Required task:
Each line that contains the string "type" counts once; report how many such lines appear in the data, as a number only.

Records shown:
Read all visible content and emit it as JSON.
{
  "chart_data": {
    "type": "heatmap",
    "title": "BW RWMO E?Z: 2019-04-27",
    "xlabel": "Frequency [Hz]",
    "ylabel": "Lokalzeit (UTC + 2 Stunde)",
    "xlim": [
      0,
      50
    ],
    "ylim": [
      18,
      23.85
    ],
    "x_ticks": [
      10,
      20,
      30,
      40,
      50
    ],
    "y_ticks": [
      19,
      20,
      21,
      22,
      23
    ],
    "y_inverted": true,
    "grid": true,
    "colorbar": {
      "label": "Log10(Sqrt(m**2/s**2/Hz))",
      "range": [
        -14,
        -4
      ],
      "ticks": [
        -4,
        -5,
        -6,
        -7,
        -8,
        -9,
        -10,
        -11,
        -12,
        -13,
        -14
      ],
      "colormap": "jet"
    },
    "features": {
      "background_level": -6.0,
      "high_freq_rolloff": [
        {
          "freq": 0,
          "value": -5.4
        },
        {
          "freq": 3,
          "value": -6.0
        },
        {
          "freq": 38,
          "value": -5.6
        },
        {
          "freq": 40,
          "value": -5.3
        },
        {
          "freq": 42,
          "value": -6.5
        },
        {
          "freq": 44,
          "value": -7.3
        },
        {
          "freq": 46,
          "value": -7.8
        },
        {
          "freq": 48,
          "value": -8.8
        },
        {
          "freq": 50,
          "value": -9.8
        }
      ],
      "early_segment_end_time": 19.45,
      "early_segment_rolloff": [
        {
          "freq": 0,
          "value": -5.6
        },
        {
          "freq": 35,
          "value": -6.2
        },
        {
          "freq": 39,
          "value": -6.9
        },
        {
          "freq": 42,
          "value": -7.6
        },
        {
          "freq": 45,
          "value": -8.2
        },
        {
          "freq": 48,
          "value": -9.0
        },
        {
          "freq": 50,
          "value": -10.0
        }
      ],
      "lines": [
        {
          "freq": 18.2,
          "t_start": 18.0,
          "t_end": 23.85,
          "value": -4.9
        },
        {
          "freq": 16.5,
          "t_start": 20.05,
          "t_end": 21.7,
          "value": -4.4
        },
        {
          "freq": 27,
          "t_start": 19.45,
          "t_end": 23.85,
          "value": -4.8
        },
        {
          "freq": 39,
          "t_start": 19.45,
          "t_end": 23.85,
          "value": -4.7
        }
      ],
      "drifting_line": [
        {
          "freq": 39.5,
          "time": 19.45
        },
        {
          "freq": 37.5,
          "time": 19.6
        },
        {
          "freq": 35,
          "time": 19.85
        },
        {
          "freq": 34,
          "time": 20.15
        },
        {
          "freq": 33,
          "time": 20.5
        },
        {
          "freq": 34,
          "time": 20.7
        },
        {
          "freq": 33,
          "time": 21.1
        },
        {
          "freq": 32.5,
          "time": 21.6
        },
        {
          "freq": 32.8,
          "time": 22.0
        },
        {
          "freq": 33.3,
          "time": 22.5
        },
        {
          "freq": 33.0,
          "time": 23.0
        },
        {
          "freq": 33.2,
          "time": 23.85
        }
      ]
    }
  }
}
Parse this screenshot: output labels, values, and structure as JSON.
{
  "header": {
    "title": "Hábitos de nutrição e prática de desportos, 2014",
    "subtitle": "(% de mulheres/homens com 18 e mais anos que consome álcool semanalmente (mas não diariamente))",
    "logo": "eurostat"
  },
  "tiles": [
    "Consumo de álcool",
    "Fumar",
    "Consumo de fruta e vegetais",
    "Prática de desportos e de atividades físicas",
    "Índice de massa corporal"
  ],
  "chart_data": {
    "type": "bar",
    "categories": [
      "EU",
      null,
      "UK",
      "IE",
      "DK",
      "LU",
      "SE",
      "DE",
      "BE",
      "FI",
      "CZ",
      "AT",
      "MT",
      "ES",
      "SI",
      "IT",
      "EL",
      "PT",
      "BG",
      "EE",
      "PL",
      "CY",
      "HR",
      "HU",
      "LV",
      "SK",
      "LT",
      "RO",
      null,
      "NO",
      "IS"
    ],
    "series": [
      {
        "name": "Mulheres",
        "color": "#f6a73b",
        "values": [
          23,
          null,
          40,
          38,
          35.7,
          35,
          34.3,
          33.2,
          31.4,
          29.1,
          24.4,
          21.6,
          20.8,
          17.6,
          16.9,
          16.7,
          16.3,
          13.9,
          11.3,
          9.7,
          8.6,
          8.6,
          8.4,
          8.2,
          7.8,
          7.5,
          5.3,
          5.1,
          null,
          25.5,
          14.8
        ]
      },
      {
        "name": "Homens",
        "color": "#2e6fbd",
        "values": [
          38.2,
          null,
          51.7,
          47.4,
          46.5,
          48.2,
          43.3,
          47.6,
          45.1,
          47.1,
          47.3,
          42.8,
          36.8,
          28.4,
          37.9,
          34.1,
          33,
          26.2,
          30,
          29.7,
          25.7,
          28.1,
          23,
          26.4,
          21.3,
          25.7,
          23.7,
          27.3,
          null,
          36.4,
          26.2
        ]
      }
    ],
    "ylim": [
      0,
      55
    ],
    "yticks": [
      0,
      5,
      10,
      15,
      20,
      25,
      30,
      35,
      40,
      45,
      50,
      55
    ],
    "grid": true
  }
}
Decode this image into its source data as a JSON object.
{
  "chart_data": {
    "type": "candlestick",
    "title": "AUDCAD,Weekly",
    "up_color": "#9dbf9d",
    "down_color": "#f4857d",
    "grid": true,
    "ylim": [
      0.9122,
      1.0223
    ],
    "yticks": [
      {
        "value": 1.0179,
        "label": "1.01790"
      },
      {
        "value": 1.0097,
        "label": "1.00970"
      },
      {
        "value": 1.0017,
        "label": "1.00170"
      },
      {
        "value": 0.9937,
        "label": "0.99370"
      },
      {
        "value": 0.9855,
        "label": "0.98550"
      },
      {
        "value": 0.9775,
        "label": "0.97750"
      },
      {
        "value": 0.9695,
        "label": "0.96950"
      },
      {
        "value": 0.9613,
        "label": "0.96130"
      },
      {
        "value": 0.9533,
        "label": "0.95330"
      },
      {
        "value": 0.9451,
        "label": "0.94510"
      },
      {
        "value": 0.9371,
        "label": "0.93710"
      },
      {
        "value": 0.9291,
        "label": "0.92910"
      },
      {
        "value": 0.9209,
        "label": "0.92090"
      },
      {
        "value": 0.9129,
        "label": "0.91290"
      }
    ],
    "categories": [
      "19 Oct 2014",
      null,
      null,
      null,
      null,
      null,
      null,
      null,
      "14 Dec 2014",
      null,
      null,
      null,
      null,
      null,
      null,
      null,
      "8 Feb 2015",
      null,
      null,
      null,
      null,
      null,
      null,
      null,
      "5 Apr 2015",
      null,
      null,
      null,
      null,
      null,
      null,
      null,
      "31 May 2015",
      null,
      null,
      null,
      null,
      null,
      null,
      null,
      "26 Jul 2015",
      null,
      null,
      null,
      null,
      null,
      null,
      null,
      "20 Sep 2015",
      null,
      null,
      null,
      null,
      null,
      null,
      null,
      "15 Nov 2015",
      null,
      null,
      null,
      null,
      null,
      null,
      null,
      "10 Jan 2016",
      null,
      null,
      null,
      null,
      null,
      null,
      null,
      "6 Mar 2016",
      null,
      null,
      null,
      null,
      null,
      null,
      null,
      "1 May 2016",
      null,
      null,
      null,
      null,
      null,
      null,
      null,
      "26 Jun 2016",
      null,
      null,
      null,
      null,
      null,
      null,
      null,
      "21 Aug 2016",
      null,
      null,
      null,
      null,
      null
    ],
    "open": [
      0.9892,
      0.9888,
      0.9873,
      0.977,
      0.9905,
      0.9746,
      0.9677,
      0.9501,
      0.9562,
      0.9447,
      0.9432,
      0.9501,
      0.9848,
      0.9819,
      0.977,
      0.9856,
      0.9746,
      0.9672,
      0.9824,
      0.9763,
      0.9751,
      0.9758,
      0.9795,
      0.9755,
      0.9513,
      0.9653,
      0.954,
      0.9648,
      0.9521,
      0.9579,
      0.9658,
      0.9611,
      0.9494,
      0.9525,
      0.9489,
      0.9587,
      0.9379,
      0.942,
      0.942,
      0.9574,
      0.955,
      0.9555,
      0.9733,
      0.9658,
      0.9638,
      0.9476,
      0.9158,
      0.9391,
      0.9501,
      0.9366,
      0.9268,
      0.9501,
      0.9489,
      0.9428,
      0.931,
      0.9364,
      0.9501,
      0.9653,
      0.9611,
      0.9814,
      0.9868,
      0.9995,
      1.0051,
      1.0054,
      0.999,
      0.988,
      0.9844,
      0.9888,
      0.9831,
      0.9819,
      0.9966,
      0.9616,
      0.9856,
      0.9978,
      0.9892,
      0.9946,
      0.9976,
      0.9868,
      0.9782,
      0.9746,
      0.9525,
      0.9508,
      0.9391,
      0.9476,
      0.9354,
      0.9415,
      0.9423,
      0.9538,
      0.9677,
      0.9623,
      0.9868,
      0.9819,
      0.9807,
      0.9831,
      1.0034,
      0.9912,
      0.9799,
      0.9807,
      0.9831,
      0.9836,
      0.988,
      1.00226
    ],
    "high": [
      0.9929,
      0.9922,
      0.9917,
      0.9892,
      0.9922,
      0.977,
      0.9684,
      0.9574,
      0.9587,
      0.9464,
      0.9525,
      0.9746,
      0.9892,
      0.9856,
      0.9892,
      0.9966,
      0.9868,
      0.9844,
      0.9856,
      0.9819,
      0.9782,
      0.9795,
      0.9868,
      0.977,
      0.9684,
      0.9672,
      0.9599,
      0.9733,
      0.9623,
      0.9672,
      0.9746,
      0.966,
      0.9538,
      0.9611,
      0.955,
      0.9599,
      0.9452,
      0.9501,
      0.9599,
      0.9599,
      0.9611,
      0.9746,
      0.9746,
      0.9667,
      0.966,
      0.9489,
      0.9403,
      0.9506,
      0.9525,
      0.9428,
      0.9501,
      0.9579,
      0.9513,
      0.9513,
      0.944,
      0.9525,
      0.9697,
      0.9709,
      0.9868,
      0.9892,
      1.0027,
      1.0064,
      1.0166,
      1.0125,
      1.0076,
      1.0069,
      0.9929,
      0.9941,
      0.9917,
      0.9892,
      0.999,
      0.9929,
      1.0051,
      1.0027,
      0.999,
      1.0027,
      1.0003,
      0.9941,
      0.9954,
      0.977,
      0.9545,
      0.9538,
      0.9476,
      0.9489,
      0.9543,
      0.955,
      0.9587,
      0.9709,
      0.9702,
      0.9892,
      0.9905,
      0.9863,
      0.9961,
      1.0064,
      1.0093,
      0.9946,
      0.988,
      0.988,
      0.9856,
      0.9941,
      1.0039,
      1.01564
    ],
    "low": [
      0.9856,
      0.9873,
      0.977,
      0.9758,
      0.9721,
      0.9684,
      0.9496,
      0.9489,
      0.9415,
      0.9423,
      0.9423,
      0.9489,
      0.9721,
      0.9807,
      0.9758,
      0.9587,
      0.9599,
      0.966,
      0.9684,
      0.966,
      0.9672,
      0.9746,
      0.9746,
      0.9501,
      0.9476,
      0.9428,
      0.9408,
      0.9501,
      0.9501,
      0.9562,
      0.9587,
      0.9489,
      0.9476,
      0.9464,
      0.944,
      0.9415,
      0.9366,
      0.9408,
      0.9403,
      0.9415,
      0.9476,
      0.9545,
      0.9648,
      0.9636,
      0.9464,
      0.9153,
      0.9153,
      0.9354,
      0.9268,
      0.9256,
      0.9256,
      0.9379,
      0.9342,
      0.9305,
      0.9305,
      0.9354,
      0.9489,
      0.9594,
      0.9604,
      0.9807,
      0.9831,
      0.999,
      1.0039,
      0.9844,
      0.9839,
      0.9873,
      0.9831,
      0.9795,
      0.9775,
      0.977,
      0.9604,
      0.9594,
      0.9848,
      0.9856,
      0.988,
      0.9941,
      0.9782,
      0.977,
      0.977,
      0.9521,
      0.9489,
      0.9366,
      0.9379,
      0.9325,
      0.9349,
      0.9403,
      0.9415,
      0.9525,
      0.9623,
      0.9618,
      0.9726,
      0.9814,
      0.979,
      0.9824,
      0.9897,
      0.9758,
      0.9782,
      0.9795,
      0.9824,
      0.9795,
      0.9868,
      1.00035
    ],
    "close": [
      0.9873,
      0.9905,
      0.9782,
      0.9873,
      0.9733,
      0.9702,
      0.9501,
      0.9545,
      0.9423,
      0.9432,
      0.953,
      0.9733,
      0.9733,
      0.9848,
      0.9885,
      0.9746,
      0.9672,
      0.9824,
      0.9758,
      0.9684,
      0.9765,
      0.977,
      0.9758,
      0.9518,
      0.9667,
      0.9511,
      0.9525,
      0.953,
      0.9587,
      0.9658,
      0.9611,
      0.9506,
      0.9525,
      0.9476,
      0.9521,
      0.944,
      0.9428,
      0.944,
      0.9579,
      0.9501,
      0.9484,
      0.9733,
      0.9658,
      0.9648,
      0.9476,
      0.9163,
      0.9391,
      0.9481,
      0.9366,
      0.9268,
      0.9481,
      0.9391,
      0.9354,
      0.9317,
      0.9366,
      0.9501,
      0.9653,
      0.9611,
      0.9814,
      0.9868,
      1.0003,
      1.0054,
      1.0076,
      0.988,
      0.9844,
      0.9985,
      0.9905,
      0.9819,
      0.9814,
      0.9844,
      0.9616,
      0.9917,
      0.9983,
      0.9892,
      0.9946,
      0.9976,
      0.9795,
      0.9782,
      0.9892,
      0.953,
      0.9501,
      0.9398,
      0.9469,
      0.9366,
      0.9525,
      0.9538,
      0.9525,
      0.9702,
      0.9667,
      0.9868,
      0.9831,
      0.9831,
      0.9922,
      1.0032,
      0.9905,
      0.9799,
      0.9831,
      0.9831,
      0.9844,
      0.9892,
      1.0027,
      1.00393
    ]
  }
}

Task response:
3